Begin INPUT FOR THIS TASK

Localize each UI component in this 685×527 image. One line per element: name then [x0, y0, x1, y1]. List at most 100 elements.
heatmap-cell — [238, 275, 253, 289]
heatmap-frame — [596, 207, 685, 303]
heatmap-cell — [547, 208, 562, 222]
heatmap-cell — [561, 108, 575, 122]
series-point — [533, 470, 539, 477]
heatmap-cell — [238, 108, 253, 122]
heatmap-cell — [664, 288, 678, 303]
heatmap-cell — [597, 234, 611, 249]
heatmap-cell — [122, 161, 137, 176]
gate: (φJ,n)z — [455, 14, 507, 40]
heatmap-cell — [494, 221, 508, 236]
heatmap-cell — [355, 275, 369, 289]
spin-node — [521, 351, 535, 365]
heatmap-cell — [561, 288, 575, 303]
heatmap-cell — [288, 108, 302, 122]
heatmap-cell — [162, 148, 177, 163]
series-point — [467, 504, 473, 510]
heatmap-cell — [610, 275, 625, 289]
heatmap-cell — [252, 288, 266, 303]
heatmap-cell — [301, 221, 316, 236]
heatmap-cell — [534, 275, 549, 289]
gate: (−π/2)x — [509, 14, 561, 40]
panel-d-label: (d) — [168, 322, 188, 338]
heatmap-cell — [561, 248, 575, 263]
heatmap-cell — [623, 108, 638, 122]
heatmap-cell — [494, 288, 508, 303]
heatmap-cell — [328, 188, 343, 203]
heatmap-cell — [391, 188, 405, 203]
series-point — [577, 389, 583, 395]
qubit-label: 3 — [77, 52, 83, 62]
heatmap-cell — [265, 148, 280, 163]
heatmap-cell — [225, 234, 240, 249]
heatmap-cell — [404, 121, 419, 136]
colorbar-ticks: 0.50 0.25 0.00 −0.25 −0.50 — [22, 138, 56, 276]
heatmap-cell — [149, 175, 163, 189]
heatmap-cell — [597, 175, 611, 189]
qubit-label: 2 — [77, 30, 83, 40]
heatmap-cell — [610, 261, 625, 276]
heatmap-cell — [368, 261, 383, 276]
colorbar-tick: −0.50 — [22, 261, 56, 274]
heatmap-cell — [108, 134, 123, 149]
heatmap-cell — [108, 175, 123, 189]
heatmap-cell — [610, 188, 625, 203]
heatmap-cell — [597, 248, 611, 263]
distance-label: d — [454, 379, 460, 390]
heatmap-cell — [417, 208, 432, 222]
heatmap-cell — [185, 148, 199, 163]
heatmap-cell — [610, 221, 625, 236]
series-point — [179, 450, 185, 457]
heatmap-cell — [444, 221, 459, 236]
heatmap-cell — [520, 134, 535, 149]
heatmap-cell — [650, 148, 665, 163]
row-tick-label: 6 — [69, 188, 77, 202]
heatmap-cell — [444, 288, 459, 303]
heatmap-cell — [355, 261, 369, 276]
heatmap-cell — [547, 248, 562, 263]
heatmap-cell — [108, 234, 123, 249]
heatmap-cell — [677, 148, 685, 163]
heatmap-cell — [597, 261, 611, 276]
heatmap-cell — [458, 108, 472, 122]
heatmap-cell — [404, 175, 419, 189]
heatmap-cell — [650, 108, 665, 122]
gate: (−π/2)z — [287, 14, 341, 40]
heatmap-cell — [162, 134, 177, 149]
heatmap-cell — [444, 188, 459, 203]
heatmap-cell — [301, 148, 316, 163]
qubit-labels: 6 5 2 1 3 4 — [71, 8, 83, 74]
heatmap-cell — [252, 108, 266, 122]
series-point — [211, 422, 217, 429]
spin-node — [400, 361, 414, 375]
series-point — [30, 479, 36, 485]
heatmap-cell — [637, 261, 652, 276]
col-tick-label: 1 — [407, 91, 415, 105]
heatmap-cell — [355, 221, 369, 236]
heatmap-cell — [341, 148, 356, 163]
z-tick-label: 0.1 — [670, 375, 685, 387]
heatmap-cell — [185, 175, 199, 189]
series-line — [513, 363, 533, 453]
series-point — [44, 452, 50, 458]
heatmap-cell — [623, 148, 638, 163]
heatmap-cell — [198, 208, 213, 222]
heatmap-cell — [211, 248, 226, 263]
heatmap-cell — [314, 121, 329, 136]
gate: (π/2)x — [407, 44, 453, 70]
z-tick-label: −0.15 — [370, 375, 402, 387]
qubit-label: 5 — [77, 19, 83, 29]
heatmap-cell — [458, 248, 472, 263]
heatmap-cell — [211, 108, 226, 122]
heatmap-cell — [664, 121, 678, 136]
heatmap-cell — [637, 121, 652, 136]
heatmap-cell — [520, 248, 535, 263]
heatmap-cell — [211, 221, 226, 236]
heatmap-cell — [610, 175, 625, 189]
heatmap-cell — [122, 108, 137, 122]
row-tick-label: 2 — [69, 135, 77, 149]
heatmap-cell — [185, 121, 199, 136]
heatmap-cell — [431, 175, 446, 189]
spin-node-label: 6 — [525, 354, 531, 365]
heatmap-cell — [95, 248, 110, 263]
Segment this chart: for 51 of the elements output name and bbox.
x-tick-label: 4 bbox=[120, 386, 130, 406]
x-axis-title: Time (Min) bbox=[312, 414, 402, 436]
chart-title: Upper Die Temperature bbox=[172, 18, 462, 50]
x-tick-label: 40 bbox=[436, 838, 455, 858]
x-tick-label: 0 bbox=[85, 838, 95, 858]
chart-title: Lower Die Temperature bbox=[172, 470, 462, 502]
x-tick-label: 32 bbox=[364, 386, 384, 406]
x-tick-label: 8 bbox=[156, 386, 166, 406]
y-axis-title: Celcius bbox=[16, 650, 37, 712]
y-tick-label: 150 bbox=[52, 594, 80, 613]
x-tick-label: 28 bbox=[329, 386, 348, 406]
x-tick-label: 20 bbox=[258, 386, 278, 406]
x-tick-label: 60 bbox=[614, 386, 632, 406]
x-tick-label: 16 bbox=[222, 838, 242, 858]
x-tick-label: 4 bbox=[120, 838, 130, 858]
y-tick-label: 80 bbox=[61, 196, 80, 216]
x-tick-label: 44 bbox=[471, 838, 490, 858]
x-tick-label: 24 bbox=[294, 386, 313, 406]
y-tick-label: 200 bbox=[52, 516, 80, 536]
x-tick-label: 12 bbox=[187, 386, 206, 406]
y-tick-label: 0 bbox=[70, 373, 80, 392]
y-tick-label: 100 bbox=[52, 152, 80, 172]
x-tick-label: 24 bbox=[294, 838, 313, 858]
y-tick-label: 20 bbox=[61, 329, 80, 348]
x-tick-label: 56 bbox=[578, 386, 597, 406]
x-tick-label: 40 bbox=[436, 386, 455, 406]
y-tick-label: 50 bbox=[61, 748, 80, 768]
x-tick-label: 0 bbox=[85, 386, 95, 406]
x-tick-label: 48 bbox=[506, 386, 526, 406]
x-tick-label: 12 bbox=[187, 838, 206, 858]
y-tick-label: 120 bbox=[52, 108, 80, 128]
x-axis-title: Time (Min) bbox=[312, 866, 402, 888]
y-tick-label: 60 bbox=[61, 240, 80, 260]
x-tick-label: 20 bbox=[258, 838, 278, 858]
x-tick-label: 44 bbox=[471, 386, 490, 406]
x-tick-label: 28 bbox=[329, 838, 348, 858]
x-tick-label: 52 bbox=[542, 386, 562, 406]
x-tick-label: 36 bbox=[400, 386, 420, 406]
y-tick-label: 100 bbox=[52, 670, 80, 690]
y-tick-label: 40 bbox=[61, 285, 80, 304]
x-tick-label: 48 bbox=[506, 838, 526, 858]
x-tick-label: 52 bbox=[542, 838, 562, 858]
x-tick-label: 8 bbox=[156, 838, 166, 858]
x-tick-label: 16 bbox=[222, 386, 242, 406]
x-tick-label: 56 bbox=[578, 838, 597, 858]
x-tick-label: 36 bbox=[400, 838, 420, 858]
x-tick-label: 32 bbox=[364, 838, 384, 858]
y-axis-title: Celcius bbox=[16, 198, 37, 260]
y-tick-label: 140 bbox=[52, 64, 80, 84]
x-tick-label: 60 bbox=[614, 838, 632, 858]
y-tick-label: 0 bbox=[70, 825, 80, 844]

End INPUT FOR THIS TASK

◆ SHORT TASK
Give back the items word for word, from the very first line up to and including the line with "heatmap-cell — [225, 234, 240, 249]".

◆ REPLY TO THE TASK
Localize each UI component in this 685×527 image. One line per element: name then [x0, y0, x1, y1]. List at most 100 elements.
heatmap-cell — [238, 275, 253, 289]
heatmap-frame — [596, 207, 685, 303]
heatmap-cell — [547, 208, 562, 222]
heatmap-cell — [561, 108, 575, 122]
series-point — [533, 470, 539, 477]
heatmap-cell — [238, 108, 253, 122]
heatmap-cell — [664, 288, 678, 303]
heatmap-cell — [597, 234, 611, 249]
heatmap-cell — [122, 161, 137, 176]
gate: (φJ,n)z — [455, 14, 507, 40]
heatmap-cell — [494, 221, 508, 236]
heatmap-cell — [355, 275, 369, 289]
spin-node — [521, 351, 535, 365]
heatmap-cell — [561, 288, 575, 303]
heatmap-cell — [288, 108, 302, 122]
heatmap-cell — [162, 148, 177, 163]
series-point — [467, 504, 473, 510]
heatmap-cell — [610, 275, 625, 289]
heatmap-cell — [252, 288, 266, 303]
heatmap-cell — [301, 221, 316, 236]
heatmap-cell — [534, 275, 549, 289]
gate: (−π/2)x — [509, 14, 561, 40]
panel-d-label: (d) — [168, 322, 188, 338]
heatmap-cell — [561, 248, 575, 263]
heatmap-cell — [623, 108, 638, 122]
heatmap-cell — [494, 288, 508, 303]
heatmap-cell — [328, 188, 343, 203]
heatmap-cell — [391, 188, 405, 203]
series-point — [577, 389, 583, 395]
qubit-label: 3 — [77, 52, 83, 62]
heatmap-cell — [265, 148, 280, 163]
heatmap-cell — [225, 234, 240, 249]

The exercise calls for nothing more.